(GIVEN REQUEST) Locate the line that contains "OCR this image.". Retype it and every line after it to the end of the records, exactly, but not the pictures.

[Collection entries]
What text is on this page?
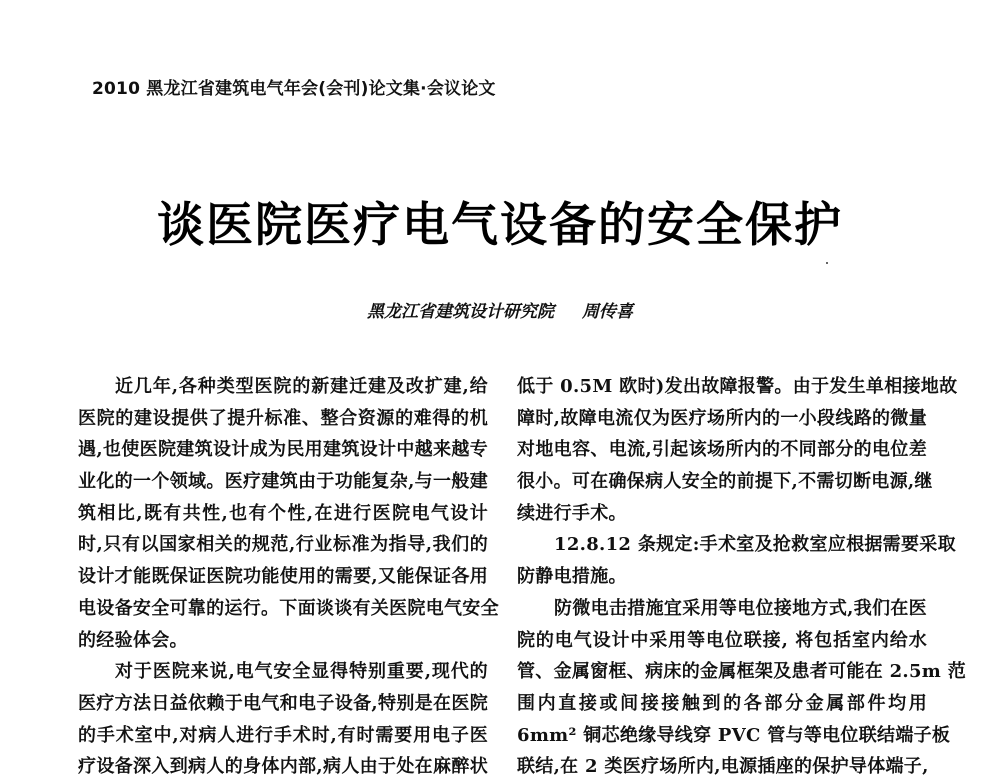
2010 黑龙江省建筑电气年会(会刊)论文集·会议论文
谈医院医疗电气设备的安全保护
黑龙江省建筑设计研究院 周传喜
近几年,各种类型医院的新建迁建及改扩建,给
医院的建设提供了提升标准、整合资源的难得的机
遇,也使医院建筑设计成为民用建筑设计中越来越专
业化的一个领域。医疗建筑由于功能复杂,与一般建
筑相比,既有共性,也有个性,在进行医院电气设计
时,只有以国家相关的规范,行业标准为指导,我们的
设计才能既保证医院功能使用的需要,又能保证各用
电设备安全可靠的运行。下面谈谈有关医院电气安全
的经验体会。
对于医院来说,电气安全显得特别重要,现代的
医疗方法日益依赖于电气和电子设备,特别是在医院
的手术室中,对病人进行手术时,有时需要用电子医
疗设备深入到病人的身体内部,病人由于处在麻醉状
低于 0.5M 欧时)发出故障报警。由于发生单相接地故
障时,故障电流仅为医疗场所内的一小段线路的微量
对地电容、电流,引起该场所内的不同部分的电位差
很小。可在确保病人安全的前提下,不需切断电源,继
续进行手术。
12.8.12 条规定:手术室及抢救室应根据需要采取
防静电措施。
防微电击措施宜采用等电位接地方式,我们在医
院的电气设计中采用等电位联接, 将包括室内给水
管、金属窗框、病床的金属框架及患者可能在 2.5m 范
围内直接或间接接触到的各部分金属部件均用
6mm² 铜芯绝缘导线穿 PVC 管与等电位联结端子板
联结,在 2 类医疗场所内,电源插座的保护导体端子,
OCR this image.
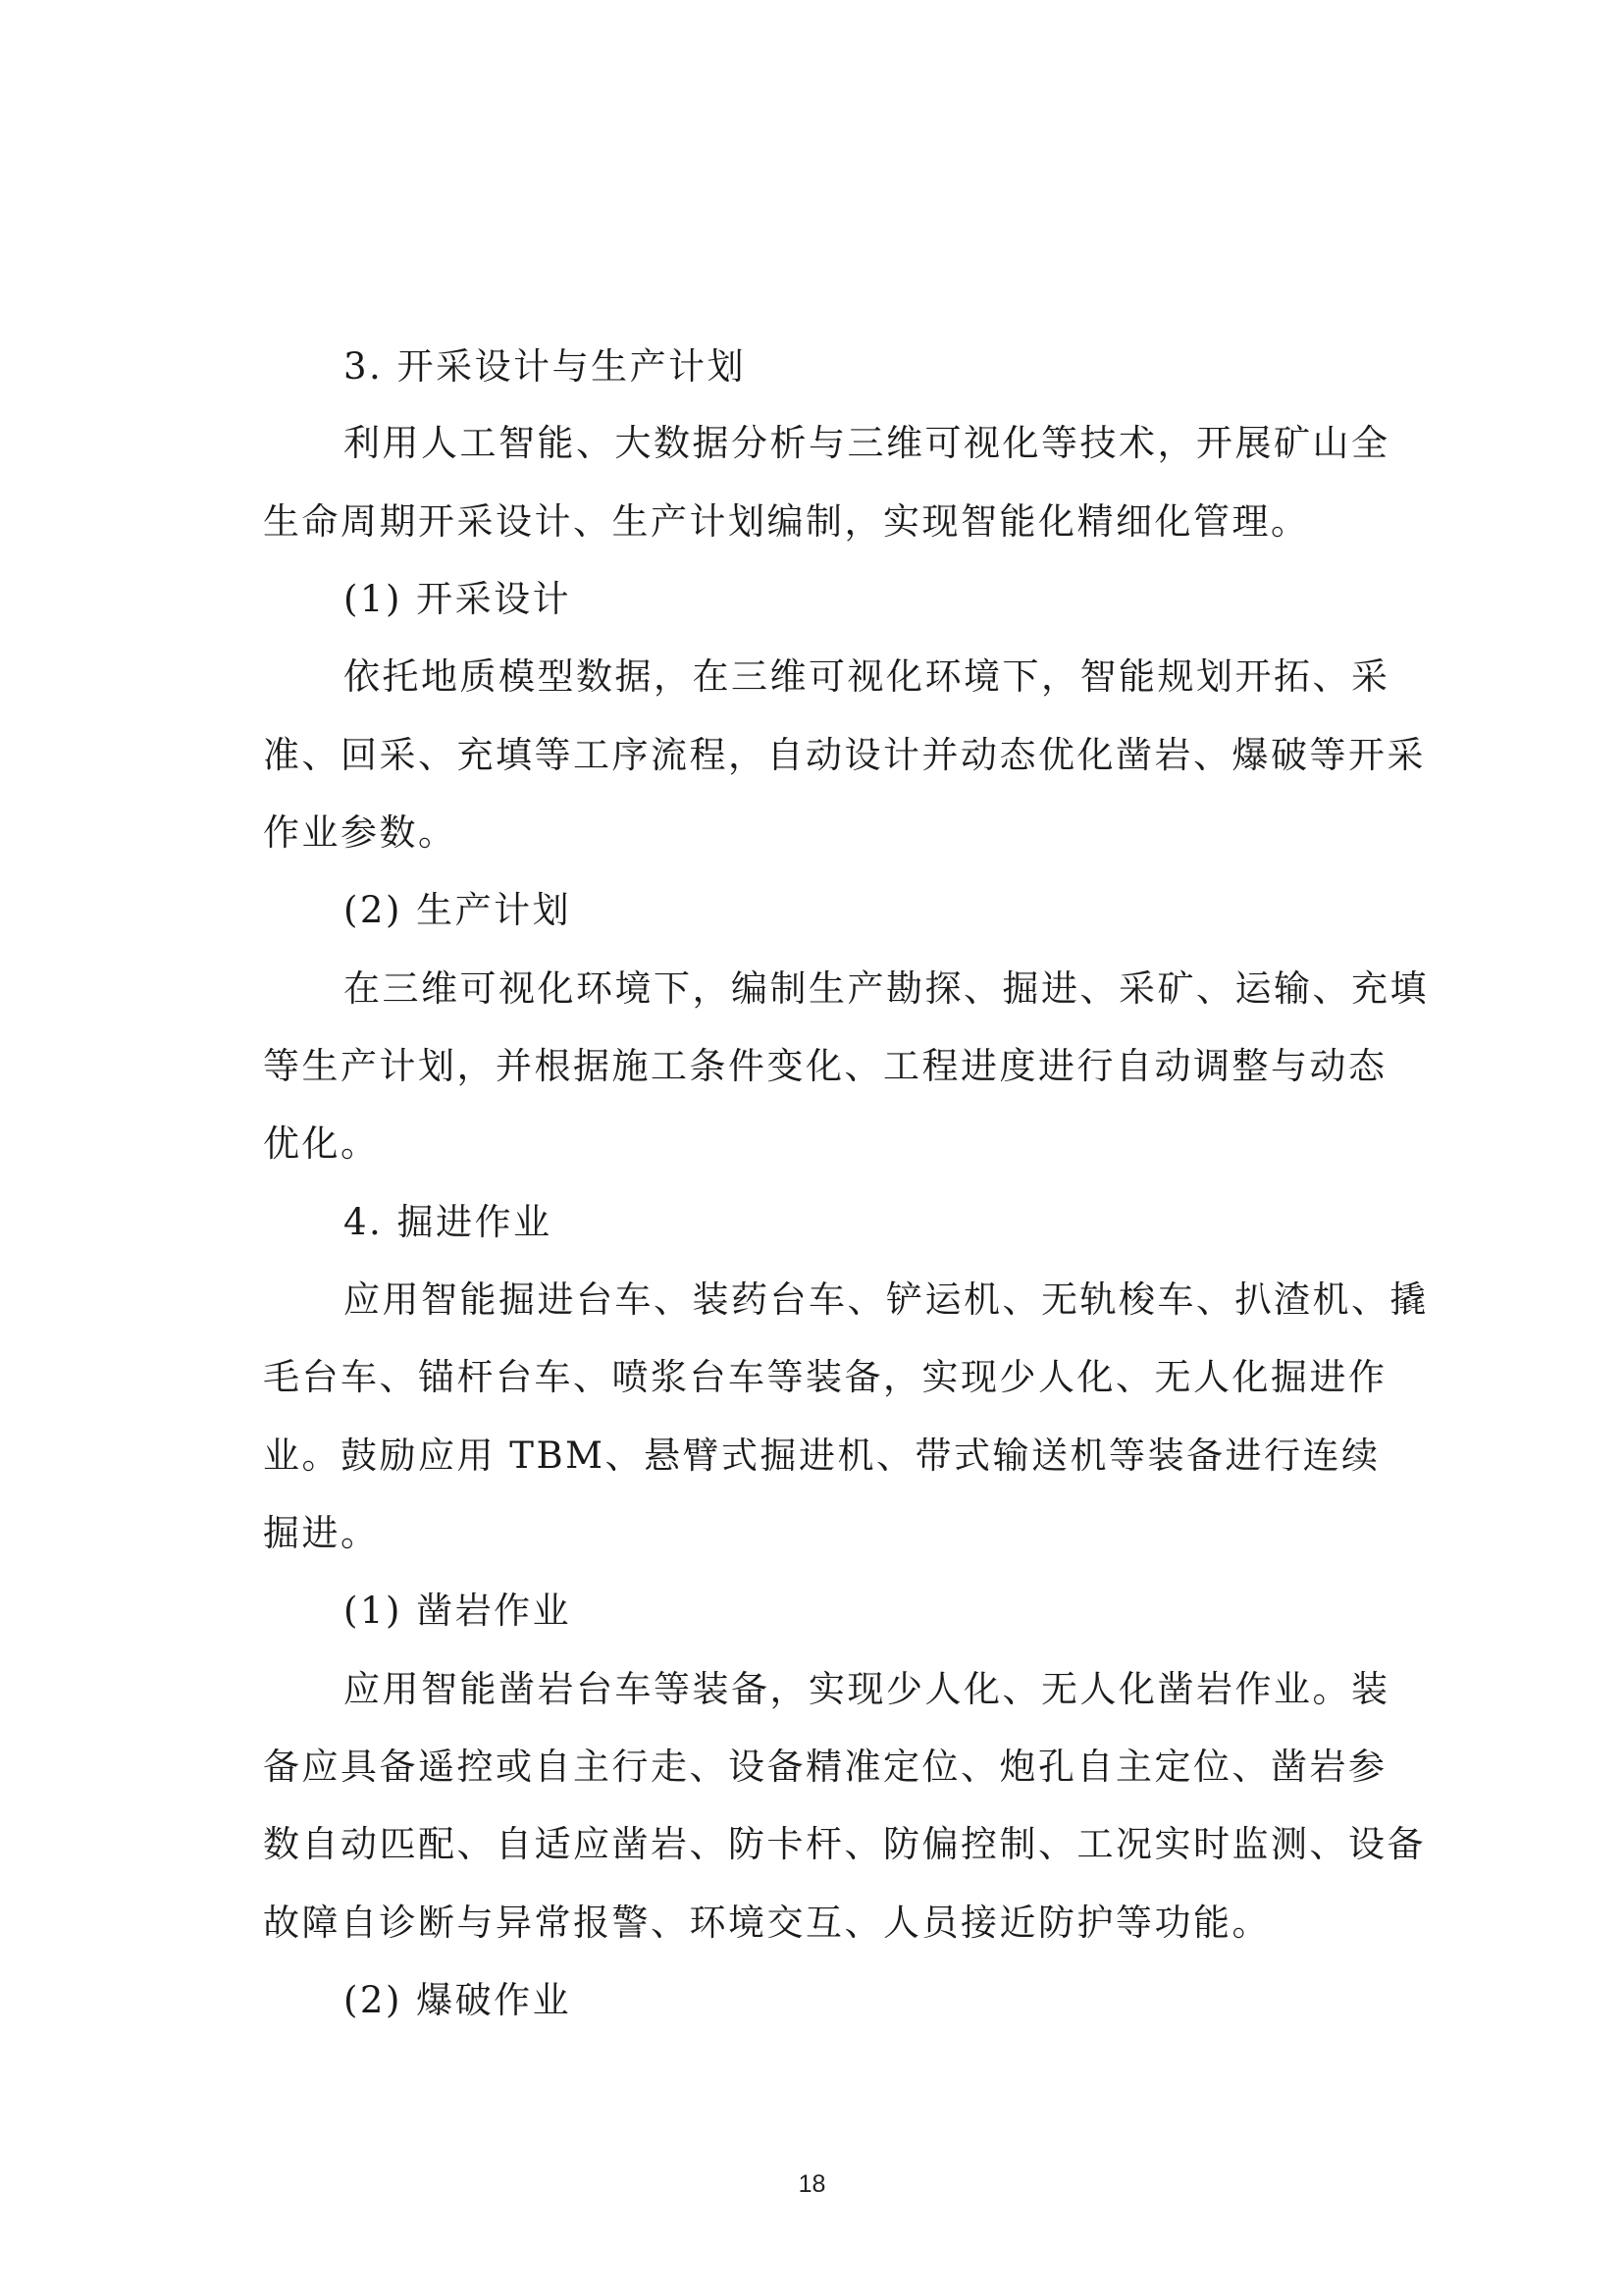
3. 开采设计与生产计划
利用人工智能、大数据分析与三维可视化等技术，开展矿山全
生命周期开采设计、生产计划编制，实现智能化精细化管理。
(1) 开采设计
依托地质模型数据，在三维可视化环境下，智能规划开拓、采
准、回采、充填等工序流程，自动设计并动态优化凿岩、爆破等开采
作业参数。
(2) 生产计划
在三维可视化环境下，编制生产勘探、掘进、采矿、运输、充填
等生产计划，并根据施工条件变化、工程进度进行自动调整与动态
优化。
4. 掘进作业
应用智能掘进台车、装药台车、铲运机、无轨梭车、扒渣机、撬
毛台车、锚杆台车、喷浆台车等装备，实现少人化、无人化掘进作
业。鼓励应用 TBM、悬臂式掘进机、带式输送机等装备进行连续
掘进。
(1) 凿岩作业
应用智能凿岩台车等装备，实现少人化、无人化凿岩作业。装
备应具备遥控或自主行走、设备精准定位、炮孔自主定位、凿岩参
数自动匹配、自适应凿岩、防卡杆、防偏控制、工况实时监测、设备
故障自诊断与异常报警、环境交互、人员接近防护等功能。
(2) 爆破作业
18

(ANSWER TO THIS EXERCISE)
OCR this image.
3. 开采设计与生产计划
利用人工智能、大数据分析与三维可视化等技术，开展矿山全
生命周期开采设计、生产计划编制，实现智能化精细化管理。
(1) 开采设计
依托地质模型数据，在三维可视化环境下，智能规划开拓、采
准、回采、充填等工序流程，自动设计并动态优化凿岩、爆破等开采
作业参数。
(2) 生产计划
在三维可视化环境下，编制生产勘探、掘进、采矿、运输、充填
等生产计划，并根据施工条件变化、工程进度进行自动调整与动态
优化。
4. 掘进作业
应用智能掘进台车、装药台车、铲运机、无轨梭车、扒渣机、撬
毛台车、锚杆台车、喷浆台车等装备，实现少人化、无人化掘进作
业。鼓励应用 TBM、悬臂式掘进机、带式输送机等装备进行连续
掘进。
(1) 凿岩作业
应用智能凿岩台车等装备，实现少人化、无人化凿岩作业。装
备应具备遥控或自主行走、设备精准定位、炮孔自主定位、凿岩参
数自动匹配、自适应凿岩、防卡杆、防偏控制、工况实时监测、设备
故障自诊断与异常报警、环境交互、人员接近防护等功能。
(2) 爆破作业
18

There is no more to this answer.